ŹRÓDŁO »
- - - - - - -

Anna Dymna, znana polska aktorka, powiedziała kiedyś, że każdy człowiek jest dobry. Nawet jeśli zrobi coś bardzo złego, to na pewno dlatego, że był nieszczęśliwy. Pewien filozof i pisarz francuski, Jean Jacques Rosseau twierdził w swym dziele Trzy rozprawy z filozofii społecznej, że człowiek jest z natury dobry, tylko cywilizacja jest zła, która zniszczyła podstawową dobroć człowieka. Można stwierdzić, że jesteśmy dobrzy, ale pewne warunki bytowe, to co nas w życiu spotka dobrego bądź złego, ma wpływ na to, co będziemy czynić w życiu, co takiego będziemy robić. Postrzeganie dobra i zła, moralności, etyki to temat na długie jesienne wieczory.
Filozofii i rozważań tego typu już starczy. Mam w ręku przeczytaną książkę. Nadal ciężko mi zebrać myśli, które chciałbym przelać na tzw. papier. Nie tak dawno przeczytałem dwie książki pana Adriana Bednarka. Był to thriller z elementami erotyki pt. Ona i kultowy Pamiętnik diabła, który zaszokował mnie zupełnie. W żadnym wypadku nie spodziewałem się, że Zły człowiek może... zaszokować mnie jeszcze bardziej. Spoglądam na okładkę. Nie wyróżnia się niczym szczególnym. Widzimy na niej człowieka odwróconego tyłem, trzymającego za sobą pistolet (nie znam się na takich sprzętach i nie wiem, jak fachowo określić, co trzyma dokładnie). Rzuca się w oczy tytuł książki nakreślony dużymi, żółtymi literami, na ciemnym granatowo-ciemnym tle. Człowiek na okładce ma na szyi tatuaże. I tekst poniżej tytułu: W świecie mafijnych porachunków, nie można ufać nikomu.

- - - - - - -

ZADANIE PISEMNE 1 » Przepisz dokładnie fragment recenzji między słowami „Anna Dymna, znana” a „długie jesienne wieczory.”, łącznie z nimi.
ZADANIE PISEMNE 2 » Jakimi literami, według recenzji, nakreślono tytuł książki na okładce?
ZADANIE PISEMNE 3 » Wypisz wszystkie osoby, które recenzja wymienia z imienia i nazwiska.

PRZEDSTAWIONE DANE »

- - - - - - -

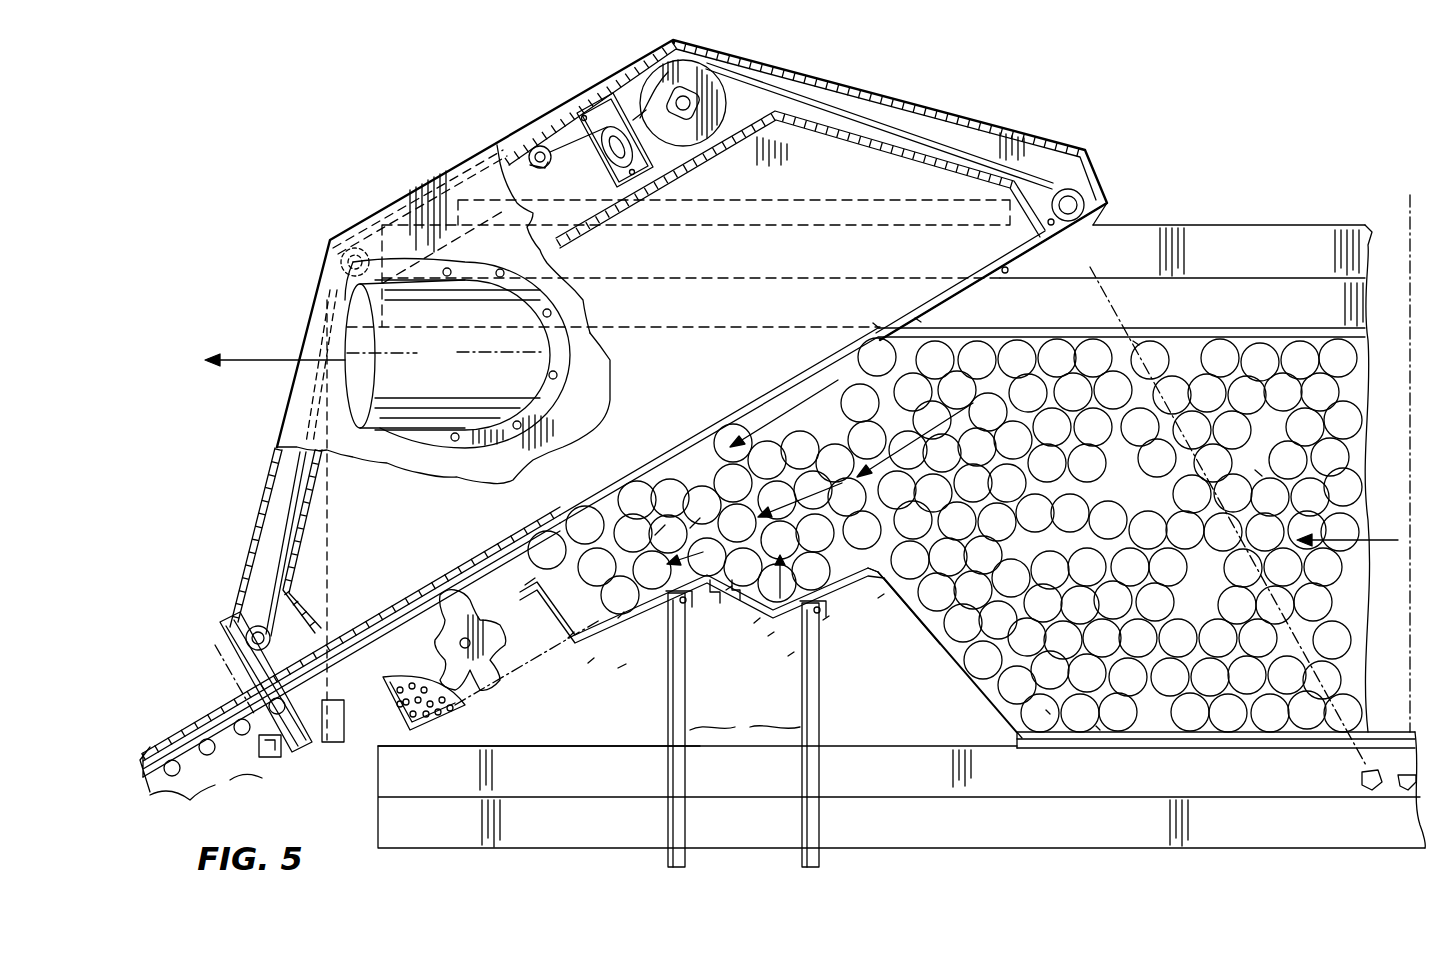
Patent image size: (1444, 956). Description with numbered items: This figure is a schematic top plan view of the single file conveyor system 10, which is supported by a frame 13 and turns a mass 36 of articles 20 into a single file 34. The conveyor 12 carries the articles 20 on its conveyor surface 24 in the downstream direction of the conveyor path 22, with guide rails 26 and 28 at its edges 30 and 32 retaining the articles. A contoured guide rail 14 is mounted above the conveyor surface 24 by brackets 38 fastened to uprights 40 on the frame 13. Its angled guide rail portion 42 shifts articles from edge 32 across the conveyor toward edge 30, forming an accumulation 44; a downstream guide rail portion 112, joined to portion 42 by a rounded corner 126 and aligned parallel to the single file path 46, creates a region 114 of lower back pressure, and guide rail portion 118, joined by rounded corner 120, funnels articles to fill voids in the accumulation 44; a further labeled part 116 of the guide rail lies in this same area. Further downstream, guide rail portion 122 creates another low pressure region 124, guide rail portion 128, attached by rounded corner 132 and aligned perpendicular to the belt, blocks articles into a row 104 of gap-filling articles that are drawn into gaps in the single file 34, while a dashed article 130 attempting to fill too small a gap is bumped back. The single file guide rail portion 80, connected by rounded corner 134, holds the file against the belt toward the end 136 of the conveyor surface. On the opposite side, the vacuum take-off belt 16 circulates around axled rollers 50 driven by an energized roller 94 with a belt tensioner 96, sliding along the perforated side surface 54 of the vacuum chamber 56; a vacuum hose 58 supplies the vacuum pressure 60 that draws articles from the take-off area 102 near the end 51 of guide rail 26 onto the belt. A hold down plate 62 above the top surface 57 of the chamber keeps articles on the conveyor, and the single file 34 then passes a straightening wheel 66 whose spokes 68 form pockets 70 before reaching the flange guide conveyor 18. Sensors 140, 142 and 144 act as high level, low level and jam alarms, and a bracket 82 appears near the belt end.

The single file conveyor system 10 is at (1103, 222).
The conveyor 12 is at (1352, 393).
The frame 13 is at (1108, 263).
The contoured guide rail 14 is at (907, 608).
The vacuum take-off belt 16 is at (892, 110).
The flange guide conveyor 18 is at (148, 760).
The articles 20 is at (1076, 712).
The conveyor path 22 is at (1388, 533).
The conveyor surface 24 is at (616, 704).
The guide rail 26 is at (1135, 343).
The guide rail 28 is at (1098, 728).
The edge 30 is at (1240, 325).
The edge 32 is at (432, 748).
The single file 34 is at (538, 545).
The mass of articles 36 is at (1260, 488).
The brackets 38 is at (745, 728).
The uprights 40 is at (667, 812).
The guide rail portion 42 is at (930, 640).
The accumulation 44 is at (838, 378).
The single file path 46 is at (750, 397).
The axled rollers 50 is at (537, 147).
The end of guide rail 51 is at (917, 320).
The perforated side surface 54 is at (1006, 270).
The vacuum chamber 56 is at (793, 133).
The top surface 57 is at (378, 460).
The vacuum hose 58 is at (420, 374).
The vacuum pressure 60 is at (262, 355).
The hold down plate 62 is at (438, 718).
The straightening wheel 66 is at (497, 624).
The spokes 68 is at (492, 682).
The pockets 70 is at (505, 638).
The single file guide rail portion 80 is at (333, 705).
The cross bracket 82 is at (240, 640).
The energized roller 94 is at (690, 80).
The belt tensioner 96 is at (610, 97).
The take-off area 102 is at (875, 325).
The row of gap-filling articles 104 is at (700, 520).
The guide rail portion 112 is at (825, 622).
The region of lower back pressure 114 is at (790, 658).
The chute wall 116 is at (880, 600).
The guide rail portion 118 is at (756, 625).
The rounded corner 120 is at (770, 638).
The guide rail portion 122 is at (620, 620).
The region of lower back pressure 124 is at (620, 670).
The rounded corner 126 is at (728, 592).
The guide rail portion 128 is at (570, 640).
The dashed article 130 is at (608, 528).
The rounded corner 132 is at (590, 665).
The rounded corner 134 is at (530, 580).
The end of conveyor surface 136 is at (320, 730).
The sensor 140 is at (1405, 788).
The sensor 142 is at (1368, 787).
The sensor 144 is at (262, 740).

- - - - - - -

ROZWIĄZANIE PISEMNE 1 »
Anna Dymna, znana polska aktorka, powiedziała kiedyś, że każdy człowiek jest dobry. Nawet jeśli zrobi coś bardzo złego, to na pewno dlatego, że był nieszczęśliwy. Pewien filozof i pisarz francuski, Jean Jacques Rosseau twierdził w swym dziele Trzy rozprawy z filozofii społecznej, że człowiek jest z natury dobry, tylko cywilizacja jest zła, która zniszczyła podstawową dobroć człowieka. Można stwierdzić, że jesteśmy dobrzy, ale pewne warunki bytowe, to co nas w życiu spotka dobrego bądź złego, ma wpływ na to, co będziemy czynić w życiu, co takiego będziemy robić. Postrzeganie dobra i zła, moralności, etyki to temat na długie jesienne wieczory.

ROZWIĄZANIE PISEMNE 2 » Dużymi, żółtymi literami.

ROZWIĄZANIE PISEMNE 3 » Anna Dymna, Jean Jacques Rosseau, Adrian Bednarek